- OBJECTIVE -
Copy every line with the string "Approximation" in it.

Stored items
** BEGIN **
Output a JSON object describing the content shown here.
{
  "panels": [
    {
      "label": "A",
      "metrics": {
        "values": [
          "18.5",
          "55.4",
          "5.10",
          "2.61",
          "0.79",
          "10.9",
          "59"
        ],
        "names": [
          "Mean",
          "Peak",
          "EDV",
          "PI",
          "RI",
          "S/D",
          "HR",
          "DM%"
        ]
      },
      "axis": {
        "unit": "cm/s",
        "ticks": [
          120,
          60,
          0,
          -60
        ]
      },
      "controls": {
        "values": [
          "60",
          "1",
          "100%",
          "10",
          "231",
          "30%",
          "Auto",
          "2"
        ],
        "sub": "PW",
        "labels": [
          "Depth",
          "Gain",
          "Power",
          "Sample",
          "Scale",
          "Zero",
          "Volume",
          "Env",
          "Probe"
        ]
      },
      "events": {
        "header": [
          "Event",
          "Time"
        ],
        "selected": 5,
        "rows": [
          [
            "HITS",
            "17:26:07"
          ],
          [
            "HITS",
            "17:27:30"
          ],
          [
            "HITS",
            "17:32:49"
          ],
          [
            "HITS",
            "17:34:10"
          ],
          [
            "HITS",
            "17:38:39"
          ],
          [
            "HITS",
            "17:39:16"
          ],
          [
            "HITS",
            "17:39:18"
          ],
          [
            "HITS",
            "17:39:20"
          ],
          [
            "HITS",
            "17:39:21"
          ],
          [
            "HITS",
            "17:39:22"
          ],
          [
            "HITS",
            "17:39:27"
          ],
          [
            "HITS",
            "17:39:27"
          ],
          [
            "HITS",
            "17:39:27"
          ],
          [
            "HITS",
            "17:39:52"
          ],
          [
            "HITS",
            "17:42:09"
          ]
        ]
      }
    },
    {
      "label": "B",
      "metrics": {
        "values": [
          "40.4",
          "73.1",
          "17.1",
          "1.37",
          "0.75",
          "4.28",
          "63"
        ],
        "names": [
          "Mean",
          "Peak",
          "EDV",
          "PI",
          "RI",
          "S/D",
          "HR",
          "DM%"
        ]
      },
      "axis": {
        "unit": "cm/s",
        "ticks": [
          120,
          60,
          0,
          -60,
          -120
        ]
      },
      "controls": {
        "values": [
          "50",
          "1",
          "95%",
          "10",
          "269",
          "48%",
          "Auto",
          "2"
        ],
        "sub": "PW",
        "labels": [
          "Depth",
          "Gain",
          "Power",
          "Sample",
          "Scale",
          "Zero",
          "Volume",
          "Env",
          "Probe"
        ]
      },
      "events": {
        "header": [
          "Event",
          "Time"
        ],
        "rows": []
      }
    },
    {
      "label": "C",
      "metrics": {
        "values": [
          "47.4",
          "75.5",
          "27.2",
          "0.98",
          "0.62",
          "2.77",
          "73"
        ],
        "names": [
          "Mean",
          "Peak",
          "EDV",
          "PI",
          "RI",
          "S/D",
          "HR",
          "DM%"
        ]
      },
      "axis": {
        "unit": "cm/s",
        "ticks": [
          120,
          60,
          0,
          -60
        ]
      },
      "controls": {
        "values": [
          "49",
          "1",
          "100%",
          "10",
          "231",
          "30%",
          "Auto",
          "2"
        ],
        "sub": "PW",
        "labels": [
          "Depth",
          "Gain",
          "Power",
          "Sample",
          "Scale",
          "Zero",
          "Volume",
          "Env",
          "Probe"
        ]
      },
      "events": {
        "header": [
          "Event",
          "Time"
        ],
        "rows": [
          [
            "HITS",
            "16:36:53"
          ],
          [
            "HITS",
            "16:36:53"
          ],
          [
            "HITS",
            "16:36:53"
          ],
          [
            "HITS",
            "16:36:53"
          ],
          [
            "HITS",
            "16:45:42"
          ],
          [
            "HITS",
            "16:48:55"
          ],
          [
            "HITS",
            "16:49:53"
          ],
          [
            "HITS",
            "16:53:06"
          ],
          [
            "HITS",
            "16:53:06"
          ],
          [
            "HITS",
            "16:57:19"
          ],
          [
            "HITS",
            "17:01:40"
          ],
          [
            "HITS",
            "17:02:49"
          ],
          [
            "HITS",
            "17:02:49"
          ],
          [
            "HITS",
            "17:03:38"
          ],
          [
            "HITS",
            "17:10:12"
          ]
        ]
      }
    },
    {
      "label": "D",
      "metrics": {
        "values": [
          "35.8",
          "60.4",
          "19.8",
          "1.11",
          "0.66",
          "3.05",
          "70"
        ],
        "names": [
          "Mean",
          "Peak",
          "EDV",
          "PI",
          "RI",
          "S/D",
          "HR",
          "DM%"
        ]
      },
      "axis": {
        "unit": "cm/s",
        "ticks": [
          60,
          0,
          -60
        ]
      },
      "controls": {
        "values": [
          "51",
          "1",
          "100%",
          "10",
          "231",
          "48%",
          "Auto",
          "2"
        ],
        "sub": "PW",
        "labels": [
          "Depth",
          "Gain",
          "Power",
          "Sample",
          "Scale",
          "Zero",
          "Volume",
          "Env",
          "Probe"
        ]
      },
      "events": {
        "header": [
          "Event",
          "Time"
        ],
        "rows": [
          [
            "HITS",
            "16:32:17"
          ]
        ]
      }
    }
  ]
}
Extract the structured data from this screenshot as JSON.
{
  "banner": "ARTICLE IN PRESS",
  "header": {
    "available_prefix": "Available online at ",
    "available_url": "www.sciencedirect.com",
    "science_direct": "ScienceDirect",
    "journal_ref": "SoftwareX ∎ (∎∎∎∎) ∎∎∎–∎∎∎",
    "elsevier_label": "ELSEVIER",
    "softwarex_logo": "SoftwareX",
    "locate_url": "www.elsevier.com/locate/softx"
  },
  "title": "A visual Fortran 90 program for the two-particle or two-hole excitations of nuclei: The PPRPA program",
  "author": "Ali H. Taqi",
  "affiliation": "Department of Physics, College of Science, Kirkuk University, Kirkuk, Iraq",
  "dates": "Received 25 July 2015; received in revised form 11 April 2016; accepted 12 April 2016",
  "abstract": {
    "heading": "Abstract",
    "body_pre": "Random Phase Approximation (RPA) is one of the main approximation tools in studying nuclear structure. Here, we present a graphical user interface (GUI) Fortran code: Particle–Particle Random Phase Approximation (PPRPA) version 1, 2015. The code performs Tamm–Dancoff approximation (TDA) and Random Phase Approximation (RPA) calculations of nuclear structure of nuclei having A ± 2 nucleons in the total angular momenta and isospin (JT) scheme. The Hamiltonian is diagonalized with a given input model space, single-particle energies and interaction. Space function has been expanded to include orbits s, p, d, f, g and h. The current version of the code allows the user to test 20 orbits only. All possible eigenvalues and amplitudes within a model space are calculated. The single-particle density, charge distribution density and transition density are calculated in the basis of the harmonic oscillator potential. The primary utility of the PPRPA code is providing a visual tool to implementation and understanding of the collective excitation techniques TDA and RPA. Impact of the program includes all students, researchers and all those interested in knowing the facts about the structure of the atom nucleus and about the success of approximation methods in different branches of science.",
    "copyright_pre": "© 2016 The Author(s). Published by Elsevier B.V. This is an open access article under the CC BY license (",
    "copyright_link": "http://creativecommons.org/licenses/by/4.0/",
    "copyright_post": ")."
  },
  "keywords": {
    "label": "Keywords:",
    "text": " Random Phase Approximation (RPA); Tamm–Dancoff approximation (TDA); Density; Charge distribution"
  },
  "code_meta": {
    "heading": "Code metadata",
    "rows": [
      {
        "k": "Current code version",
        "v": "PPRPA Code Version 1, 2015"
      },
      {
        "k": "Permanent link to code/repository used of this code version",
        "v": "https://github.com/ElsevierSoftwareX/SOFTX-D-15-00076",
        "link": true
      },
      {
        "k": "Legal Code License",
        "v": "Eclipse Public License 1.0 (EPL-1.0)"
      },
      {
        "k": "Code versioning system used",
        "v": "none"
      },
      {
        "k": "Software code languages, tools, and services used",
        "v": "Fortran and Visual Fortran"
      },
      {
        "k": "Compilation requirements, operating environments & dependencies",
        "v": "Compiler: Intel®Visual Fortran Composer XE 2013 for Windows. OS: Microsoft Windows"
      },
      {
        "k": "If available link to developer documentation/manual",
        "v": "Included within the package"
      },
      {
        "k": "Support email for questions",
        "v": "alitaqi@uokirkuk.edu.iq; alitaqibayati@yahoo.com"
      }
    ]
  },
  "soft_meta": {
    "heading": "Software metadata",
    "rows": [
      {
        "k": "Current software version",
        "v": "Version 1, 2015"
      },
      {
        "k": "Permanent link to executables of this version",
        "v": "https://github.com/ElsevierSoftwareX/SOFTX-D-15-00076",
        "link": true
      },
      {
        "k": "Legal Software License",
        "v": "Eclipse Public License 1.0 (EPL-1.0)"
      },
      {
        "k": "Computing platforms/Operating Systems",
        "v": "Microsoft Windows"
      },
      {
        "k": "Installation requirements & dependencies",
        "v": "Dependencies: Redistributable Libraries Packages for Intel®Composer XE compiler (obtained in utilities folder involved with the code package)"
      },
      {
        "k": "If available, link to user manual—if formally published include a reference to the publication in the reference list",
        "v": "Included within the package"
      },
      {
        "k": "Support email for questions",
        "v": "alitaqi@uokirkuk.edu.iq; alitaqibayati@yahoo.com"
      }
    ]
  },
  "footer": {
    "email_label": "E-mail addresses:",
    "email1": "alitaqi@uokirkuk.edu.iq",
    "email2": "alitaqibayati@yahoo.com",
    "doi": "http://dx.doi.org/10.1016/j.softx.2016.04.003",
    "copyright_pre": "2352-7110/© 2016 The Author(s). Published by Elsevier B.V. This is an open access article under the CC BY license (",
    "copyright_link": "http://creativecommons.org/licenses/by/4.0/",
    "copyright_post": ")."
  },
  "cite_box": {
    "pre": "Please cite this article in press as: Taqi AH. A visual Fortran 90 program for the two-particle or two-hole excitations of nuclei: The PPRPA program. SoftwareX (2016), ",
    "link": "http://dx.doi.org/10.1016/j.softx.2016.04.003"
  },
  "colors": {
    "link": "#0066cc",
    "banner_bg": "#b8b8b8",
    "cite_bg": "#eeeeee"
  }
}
** END **
- RESULT FOR THIS EXERCISE -
    "body_pre": "Random Phase Approximation (RPA) is one of the main approximation tools in studying nuclear structure. Here, we present a graphical user interface (GUI) Fortran code: Particle–Particle Random Phase Approximation (PPRPA) version 1, 2015. The code performs Tamm–Dancoff approximation (TDA) and Random Phase Approximation (RPA) calculations of nuclear structure of nuclei having A ± 2 nucleons in the total angular momenta and isospin (JT) scheme. The Hamiltonian is diagonalized with a given input model space, single-particle energies and interaction. Space function has been expanded to include orbits s, p, d, f, g and h. The current version of the code allows the user to test 20 orbits only. All possible eigenvalues and amplitudes within a model space are calculated. The single-particle density, charge distribution density and transition density are calculated in the basis of the harmonic oscillator potential. The primary utility of the PPRPA code is providing a visual tool to implementation and understanding of the collective excitation techniques TDA and RPA. Impact of the program includes all students, researchers and all those interested in knowing the facts about the structure of the atom nucleus and about the success of approximation methods in different branches of science.",
    "text": " Random Phase Approximation (RPA); Tamm–Dancoff approximation (TDA); Density; Charge distribution"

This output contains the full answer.